WHAT IS NEEDED: Continue the figure legend below on HMGB1 complexes that induce cytokines through TLR4 and TLR2, starting after its last sentence.

SELECTED PASSAGE:
>>>>

HMGB1 in complex with LPS or Pam₃CSK₄ induces cytokines via TLR4 and TLR2, respectively, but not via RAGE signaling. Peritoneal macrophages from wild-type, RAGE^−/−, TLR2^−/− or TLR4^−/− mice were stimulated with preformed HMGB1-LPS or HMGB1-Pam₃CSK₄ complexes, or with individual components separately. Stimulations with 10μg/mL LPS or Pam₃CSK₄ were used as positive controls. HMGB1-LPS (A) and HMGB1-Pam₃CSK₄ (B) complexes both gave enhanced IL-6 production compared with stimulation with the same dose of LPS or Pam₃CSK₄ alone. (A, B): Results of one representative experiment. Four to five individual experiments were performed with each stimulation. The stimulatory capacity of the complexes (fold change) were calculated by normalizing the raw data in each experiment against 10 ng/mL LPS (n = 5) (C) or Pam₃CSK₄ (n = 4) (D). All values are expressed as mean ± SD. *P < 0.05, **P < 0.01. ND, not detected; ns, not significant; (A, C)▨, unstimulated;□, LPS (10 ng/mL); , HMGB1 (1 μg/mL);■, HMGB1 (1 μg/mL) + LPS (10 ng/mL); , LPS (1 μg/mL); (B, D) ▨, unstimulated;□, Pam₃CSK₄ (10 ng/mL); , HMGB1 (20 μg/mL);■, HMGB1 (20 μg/mL) + Pam₃CSK₄ (10 ng/mL); , Pam₃CSK₄ (10 μg/mL).

<<<<

DATASET ENTRIES:
>>>>

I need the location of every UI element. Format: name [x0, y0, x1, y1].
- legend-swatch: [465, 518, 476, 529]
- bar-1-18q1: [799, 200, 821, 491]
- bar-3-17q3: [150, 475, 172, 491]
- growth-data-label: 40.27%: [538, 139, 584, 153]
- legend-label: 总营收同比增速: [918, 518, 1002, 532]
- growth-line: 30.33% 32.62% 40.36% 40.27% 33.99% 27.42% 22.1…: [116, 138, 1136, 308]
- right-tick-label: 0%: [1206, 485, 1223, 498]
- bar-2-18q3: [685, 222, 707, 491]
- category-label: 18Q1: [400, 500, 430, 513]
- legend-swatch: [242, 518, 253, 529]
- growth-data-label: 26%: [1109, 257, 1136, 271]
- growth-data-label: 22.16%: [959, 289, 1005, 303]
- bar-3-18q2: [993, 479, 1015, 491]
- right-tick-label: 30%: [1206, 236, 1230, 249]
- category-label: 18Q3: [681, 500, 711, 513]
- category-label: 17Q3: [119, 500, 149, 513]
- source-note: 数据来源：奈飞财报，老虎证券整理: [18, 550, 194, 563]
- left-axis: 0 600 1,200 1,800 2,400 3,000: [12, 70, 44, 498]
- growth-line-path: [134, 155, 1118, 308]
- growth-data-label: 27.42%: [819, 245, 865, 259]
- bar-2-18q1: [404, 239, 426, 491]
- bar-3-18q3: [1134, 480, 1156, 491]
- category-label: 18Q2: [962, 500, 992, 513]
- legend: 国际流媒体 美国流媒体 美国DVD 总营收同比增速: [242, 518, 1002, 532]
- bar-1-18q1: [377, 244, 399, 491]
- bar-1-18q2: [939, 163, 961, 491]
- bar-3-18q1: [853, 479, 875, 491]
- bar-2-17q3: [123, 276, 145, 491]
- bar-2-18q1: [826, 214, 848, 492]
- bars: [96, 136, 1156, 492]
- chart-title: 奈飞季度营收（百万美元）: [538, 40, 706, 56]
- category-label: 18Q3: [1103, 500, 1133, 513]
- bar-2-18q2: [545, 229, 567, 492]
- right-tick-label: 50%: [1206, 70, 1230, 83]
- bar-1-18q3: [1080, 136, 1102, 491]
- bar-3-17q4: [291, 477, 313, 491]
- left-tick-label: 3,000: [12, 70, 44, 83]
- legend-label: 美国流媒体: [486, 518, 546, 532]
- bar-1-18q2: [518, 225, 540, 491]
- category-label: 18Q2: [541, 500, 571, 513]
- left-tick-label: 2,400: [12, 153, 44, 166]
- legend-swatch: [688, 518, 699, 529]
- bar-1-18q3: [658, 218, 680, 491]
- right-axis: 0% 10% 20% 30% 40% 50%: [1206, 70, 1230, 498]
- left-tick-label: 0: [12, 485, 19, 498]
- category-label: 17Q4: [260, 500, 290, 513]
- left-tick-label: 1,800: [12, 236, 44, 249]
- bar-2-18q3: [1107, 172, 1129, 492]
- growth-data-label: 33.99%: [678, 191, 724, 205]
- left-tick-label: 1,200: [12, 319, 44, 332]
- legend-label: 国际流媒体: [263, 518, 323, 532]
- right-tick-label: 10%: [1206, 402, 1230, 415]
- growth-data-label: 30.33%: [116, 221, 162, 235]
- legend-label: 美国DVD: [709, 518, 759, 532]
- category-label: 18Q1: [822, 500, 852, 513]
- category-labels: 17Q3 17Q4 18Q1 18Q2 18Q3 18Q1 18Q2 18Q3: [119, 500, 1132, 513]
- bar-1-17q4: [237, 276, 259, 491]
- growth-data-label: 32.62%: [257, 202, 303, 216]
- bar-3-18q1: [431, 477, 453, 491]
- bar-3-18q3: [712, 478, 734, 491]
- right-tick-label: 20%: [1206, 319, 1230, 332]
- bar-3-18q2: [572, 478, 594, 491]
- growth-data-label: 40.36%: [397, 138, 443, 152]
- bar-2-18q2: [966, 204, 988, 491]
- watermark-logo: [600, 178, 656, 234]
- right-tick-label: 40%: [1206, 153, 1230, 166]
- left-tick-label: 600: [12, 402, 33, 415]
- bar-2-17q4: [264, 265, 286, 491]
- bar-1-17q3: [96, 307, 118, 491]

<<<<

ANSWER TO THE EXERCISE:
Figure 2

Effect of TIRAP, MyD88, TRIF and TRAM deficiency on HMGB1 complex stimulation. Peritoneal macrophages from wild-type, MyD88^−/−, TIRAP^−/−, TRIF^−/− or TRAM^−/− mice were stimulated with preformed HMGB1-LPS (A) or HMGB1-Pam₃CSK₄ (B) complexes or individual components separately. Stimulations with 1 μg/mL LPS or 10 μg/mL Pam₃CSK₄ were used as positive controls. The results of one representative experiment out of three to seven individual experiments performed for each stimulation are shown: wild-type (n = 7), TRAM^−/− (n = 3), TIRAP^−/− (n = 4), TRIF^−/− (n = 3) and MyD88^−/− (n = 3). All values are expressed as mean ± SD. ND, not detected; (A) ▨, unstimulated;□, LPS (1 ng/mL); , HMGB1 (1 μg/mL);■, HMGB1 (1 μg/mL) + LPS (1 ng/mL); , LPS (1 μg/mL); (B) ▨, unstimulated;□, Pam₃CSK₄ (10 ng/mL); , HMGB1 (20 μg/mL);■, HMGB1 (20 μg/mL) + Pam₃CSK₄ (10 ng/mL); , Pam₃CSK₄ (10 μg/mL).

Figure 3

Deficiency of TIRAP, MyD88, TRAM or TRIF does not influence the enhancing effect of HMGB1 complexes on IL-6 production. Peritoneal macrophages from wild-type, TRIF^−/−, TRAM^−/−, TIRAP^−/− or MyD88^−/− mice were stimulated with preformed HMGB1-LPS or HMGB1-Pam₃CSK₄ complexes or individual components separately. Stimulations with 1 μg/mL LPS or 10 μg/mL Pam₃CSK₄ were used as positive controls. Three to seven individual experiments were performed for each stimulation: wild-type (n = 7), TRAM^−/− (n = 3), TIRAP^−/− (n = 4), TRIF^−/− (n = 3) and MyD88^−/− (n = 3). Raw data in each experiment were normalized to 1 μg/mL LPS (A) or 10 μg/mL Pam₃CSK₄ (B) stimulation to generate fold change. All values are expressed as mean ± SD. ND, not detected; ns, not significant. (A)□, LPS (1 ng/mL);■, HMGB1 (1 μg/mL) + LPS (1 ng/mL);(B)□, Pam₃CSK₄ (10 ng/mL);■, HMGB1 (20 μg/mL) + Pam₃CSK₄ (10 ng/mL).